(WORKING DATA):

════

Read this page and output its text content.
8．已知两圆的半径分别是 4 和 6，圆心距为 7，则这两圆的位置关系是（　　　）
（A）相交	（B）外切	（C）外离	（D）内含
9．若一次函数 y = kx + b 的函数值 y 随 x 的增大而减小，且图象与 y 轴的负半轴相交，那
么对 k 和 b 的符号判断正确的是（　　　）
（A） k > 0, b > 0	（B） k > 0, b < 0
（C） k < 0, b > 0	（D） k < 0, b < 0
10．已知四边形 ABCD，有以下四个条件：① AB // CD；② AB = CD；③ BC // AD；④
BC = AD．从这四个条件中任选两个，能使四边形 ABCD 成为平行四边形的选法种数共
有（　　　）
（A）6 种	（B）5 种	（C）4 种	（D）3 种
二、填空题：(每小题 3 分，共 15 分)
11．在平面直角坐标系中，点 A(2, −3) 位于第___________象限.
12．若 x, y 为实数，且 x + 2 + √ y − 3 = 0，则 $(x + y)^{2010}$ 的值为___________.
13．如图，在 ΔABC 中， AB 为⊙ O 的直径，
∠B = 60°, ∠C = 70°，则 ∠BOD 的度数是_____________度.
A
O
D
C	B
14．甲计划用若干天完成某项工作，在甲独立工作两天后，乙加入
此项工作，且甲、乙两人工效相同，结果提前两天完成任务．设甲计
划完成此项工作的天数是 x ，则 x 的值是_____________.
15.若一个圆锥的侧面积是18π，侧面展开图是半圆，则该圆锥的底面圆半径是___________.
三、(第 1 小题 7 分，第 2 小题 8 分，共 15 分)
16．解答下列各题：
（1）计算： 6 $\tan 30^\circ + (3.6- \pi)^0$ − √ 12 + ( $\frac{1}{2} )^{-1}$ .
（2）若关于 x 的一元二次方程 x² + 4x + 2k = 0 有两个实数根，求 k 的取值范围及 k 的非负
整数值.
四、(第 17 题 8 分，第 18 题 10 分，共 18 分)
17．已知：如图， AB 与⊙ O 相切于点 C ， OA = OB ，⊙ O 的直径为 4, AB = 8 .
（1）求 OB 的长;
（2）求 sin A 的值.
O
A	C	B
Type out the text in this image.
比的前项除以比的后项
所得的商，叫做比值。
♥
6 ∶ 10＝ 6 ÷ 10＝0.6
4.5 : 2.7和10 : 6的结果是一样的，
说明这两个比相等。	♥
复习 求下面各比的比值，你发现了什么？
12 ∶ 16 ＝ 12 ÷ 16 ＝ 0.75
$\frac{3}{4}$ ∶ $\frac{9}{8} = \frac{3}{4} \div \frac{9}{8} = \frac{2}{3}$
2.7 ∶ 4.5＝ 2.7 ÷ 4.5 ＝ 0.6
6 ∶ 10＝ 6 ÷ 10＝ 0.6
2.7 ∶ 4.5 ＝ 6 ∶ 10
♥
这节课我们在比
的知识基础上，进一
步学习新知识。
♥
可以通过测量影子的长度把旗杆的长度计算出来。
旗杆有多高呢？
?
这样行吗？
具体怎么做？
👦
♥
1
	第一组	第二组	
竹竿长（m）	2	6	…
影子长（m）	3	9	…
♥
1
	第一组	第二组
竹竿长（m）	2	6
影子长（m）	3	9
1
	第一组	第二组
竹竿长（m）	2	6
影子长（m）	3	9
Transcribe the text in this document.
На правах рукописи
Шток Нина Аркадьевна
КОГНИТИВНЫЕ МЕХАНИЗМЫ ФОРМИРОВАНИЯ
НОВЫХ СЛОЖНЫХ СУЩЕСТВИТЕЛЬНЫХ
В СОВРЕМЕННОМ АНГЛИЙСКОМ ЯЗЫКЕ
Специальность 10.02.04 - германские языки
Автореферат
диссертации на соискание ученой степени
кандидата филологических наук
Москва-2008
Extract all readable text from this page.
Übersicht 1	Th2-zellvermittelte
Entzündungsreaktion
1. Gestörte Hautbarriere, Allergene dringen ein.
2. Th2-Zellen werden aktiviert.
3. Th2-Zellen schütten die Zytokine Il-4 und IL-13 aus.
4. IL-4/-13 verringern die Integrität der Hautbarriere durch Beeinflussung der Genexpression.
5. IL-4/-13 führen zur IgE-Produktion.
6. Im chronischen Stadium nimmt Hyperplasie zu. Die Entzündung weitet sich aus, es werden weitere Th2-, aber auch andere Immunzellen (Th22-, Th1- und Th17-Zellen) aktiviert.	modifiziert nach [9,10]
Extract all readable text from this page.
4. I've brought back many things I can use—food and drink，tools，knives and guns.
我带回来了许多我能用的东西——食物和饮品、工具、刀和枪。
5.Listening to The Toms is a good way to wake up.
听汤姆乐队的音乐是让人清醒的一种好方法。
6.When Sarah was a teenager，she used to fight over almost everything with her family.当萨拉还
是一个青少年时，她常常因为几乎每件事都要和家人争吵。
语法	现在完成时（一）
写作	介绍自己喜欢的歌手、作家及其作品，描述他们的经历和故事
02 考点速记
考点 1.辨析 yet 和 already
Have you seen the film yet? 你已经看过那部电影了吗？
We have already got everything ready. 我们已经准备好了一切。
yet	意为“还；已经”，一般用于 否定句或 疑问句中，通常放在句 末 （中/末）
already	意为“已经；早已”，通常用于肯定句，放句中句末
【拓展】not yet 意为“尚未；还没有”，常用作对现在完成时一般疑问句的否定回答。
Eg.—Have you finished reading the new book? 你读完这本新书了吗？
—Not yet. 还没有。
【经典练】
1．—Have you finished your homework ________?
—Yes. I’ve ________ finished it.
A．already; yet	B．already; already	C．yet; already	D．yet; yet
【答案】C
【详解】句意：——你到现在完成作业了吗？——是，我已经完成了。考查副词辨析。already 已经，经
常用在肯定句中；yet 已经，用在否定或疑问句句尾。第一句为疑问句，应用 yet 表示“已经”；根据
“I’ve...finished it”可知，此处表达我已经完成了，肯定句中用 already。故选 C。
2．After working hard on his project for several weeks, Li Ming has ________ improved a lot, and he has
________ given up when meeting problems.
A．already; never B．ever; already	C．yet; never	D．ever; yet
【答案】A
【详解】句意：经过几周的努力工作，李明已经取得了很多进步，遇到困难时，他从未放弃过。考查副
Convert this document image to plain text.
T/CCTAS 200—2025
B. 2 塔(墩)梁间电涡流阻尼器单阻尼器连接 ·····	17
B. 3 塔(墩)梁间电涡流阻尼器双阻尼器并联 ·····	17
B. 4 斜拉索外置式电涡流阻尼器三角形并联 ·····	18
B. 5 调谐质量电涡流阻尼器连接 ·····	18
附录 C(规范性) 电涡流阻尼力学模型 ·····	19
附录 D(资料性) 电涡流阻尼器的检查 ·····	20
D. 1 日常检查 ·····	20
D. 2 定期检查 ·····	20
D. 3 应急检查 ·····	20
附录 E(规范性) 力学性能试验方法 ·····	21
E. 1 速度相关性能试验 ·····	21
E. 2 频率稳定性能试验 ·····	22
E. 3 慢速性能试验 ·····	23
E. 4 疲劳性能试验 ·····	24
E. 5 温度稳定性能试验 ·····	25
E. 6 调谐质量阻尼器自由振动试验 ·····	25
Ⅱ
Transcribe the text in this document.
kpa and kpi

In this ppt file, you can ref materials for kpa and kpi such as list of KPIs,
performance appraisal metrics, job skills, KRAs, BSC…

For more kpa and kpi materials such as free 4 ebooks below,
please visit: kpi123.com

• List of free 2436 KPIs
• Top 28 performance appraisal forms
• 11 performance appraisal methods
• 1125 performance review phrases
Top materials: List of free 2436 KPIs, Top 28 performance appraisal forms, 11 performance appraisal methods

════

(WHAT THIS TASK INVOLVES): Write out every line of the data that holds the word "image".

(WRITTEN SOLUTION):
Type out the text in this image.
Convert this document image to plain text.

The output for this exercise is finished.